==== Provided records ====
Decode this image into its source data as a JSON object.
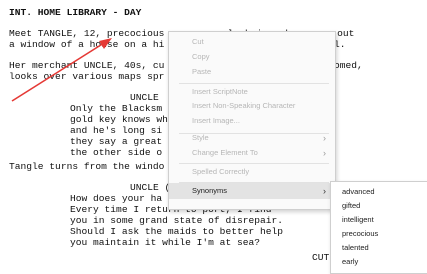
{
  "script": {
    "scene_heading": "INT. HOME LIBRARY - DAY",
    "action1_l1": "Meet TANGLE, 12, precocious eyes, unruly hair, she gazes out",
    "action1_l2": "a window of a house on a hi",
    "action1_l2_tail": "l.",
    "action2_l1": "Her merchant UNCLE, 40s, cu",
    "action2_l1_tail": "omed,",
    "action2_l2": "looks over various maps spr",
    "char1": "UNCLE",
    "dialog1": [
      "Only the Blacksm",
      "gold key knows wh",
      "and he's long si",
      "they say a great",
      "the other side o"
    ],
    "action3": "Tangle turns from the windo",
    "char2": "UNCLE (",
    "dialog2": [
      "How does your ha",
      "Every time I return to port, I find",
      "you in some grand state of disrepair.",
      "Should I ask the maids to better help",
      "you maintain it while I'm at sea?"
    ],
    "transition": "CUT"
  },
  "context_menu": {
    "items": [
      {
        "label": "Cut",
        "enabled": false
      },
      {
        "label": "Copy",
        "enabled": false
      },
      {
        "label": "Paste",
        "enabled": false
      },
      {
        "label": "Insert ScriptNote",
        "enabled": false
      },
      {
        "label": "Insert Non-Speaking Character",
        "enabled": false
      },
      {
        "label": "Insert Image...",
        "enabled": false
      },
      {
        "label": "Style",
        "enabled": false,
        "submenu_arrow": "›"
      },
      {
        "label": "Change Element To",
        "enabled": false,
        "submenu_arrow": "›"
      },
      {
        "label": "Spelled Correctly",
        "enabled": false
      },
      {
        "label": "Synonyms",
        "enabled": true,
        "active": true,
        "submenu_arrow": "›"
      }
    ]
  },
  "synonyms_menu": {
    "items": [
      "advanced",
      "gifted",
      "intelligent",
      "precocious",
      "talented",
      "early"
    ]
  },
  "colors": {
    "annotation_arrow": "#e53935",
    "menu_background": "#fafafa",
    "menu_disabled_text": "#b6b6b6",
    "menu_active_background": "#e3e3e3"
  }
}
====
Problem ▸ Only lines holding the string "precocious" are wanted; gather each one from the entries above.

Written solution ▸
    "action1_l1": "Meet TANGLE, 12, precocious eyes, unruly hair, she gazes out",
      "precocious",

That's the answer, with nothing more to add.